** Given records follows **

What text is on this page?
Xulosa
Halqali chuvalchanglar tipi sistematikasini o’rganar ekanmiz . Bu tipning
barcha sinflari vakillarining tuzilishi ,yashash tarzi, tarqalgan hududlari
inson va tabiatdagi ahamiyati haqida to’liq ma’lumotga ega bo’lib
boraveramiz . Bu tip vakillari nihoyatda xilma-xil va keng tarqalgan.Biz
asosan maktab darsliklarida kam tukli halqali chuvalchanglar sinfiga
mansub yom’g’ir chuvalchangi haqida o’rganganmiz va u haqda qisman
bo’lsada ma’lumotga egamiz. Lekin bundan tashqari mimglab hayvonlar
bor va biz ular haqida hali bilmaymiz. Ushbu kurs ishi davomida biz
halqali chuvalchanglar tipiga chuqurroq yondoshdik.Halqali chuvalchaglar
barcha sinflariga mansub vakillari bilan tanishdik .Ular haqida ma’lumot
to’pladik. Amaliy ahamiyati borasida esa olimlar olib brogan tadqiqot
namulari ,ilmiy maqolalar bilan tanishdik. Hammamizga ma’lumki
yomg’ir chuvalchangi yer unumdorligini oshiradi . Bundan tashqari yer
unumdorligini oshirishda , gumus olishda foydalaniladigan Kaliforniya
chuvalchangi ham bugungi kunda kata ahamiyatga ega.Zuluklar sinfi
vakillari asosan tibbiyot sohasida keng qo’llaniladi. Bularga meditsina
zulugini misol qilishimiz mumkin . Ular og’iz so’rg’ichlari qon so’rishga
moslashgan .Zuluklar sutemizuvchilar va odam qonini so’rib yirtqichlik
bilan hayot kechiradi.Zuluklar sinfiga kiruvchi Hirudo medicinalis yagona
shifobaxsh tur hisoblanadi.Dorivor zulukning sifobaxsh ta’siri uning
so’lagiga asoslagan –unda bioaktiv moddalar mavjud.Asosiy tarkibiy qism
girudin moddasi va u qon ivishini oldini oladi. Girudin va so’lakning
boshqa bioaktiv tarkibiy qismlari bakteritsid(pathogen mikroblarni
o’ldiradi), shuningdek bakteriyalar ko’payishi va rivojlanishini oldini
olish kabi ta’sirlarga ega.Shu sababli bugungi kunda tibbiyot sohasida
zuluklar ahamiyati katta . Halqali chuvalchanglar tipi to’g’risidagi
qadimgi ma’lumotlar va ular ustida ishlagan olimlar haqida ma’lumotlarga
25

** End of Given records **

▸ What is being asked
Copy the whole listing above once more, character for character.

▸ Answer
What text is on this page?
Xulosa
Halqali chuvalchanglar tipi sistematikasini o’rganar ekanmiz . Bu tipning
barcha sinflari vakillarining tuzilishi ,yashash tarzi, tarqalgan hududlari
inson va tabiatdagi ahamiyati haqida to’liq ma’lumotga ega bo’lib
boraveramiz . Bu tip vakillari nihoyatda xilma-xil va keng tarqalgan.Biz
asosan maktab darsliklarida kam tukli halqali chuvalchanglar sinfiga
mansub yom’g’ir chuvalchangi haqida o’rganganmiz va u haqda qisman
bo’lsada ma’lumotga egamiz. Lekin bundan tashqari mimglab hayvonlar
bor va biz ular haqida hali bilmaymiz. Ushbu kurs ishi davomida biz
halqali chuvalchanglar tipiga chuqurroq yondoshdik.Halqali chuvalchaglar
barcha sinflariga mansub vakillari bilan tanishdik .Ular haqida ma’lumot
to’pladik. Amaliy ahamiyati borasida esa olimlar olib brogan tadqiqot
namulari ,ilmiy maqolalar bilan tanishdik. Hammamizga ma’lumki
yomg’ir chuvalchangi yer unumdorligini oshiradi . Bundan tashqari yer
unumdorligini oshirishda , gumus olishda foydalaniladigan Kaliforniya
chuvalchangi ham bugungi kunda kata ahamiyatga ega.Zuluklar sinfi
vakillari asosan tibbiyot sohasida keng qo’llaniladi. Bularga meditsina
zulugini misol qilishimiz mumkin . Ular og’iz so’rg’ichlari qon so’rishga
moslashgan .Zuluklar sutemizuvchilar va odam qonini so’rib yirtqichlik
bilan hayot kechiradi.Zuluklar sinfiga kiruvchi Hirudo medicinalis yagona
shifobaxsh tur hisoblanadi.Dorivor zulukning sifobaxsh ta’siri uning
so’lagiga asoslagan –unda bioaktiv moddalar mavjud.Asosiy tarkibiy qism
girudin moddasi va u qon ivishini oldini oladi. Girudin va so’lakning
boshqa bioaktiv tarkibiy qismlari bakteritsid(pathogen mikroblarni
o’ldiradi), shuningdek bakteriyalar ko’payishi va rivojlanishini oldini
olish kabi ta’sirlarga ega.Shu sababli bugungi kunda tibbiyot sohasida
zuluklar ahamiyati katta . Halqali chuvalchanglar tipi to’g’risidagi
qadimgi ma’lumotlar va ular ustida ishlagan olimlar haqida ma’lumotlarga
25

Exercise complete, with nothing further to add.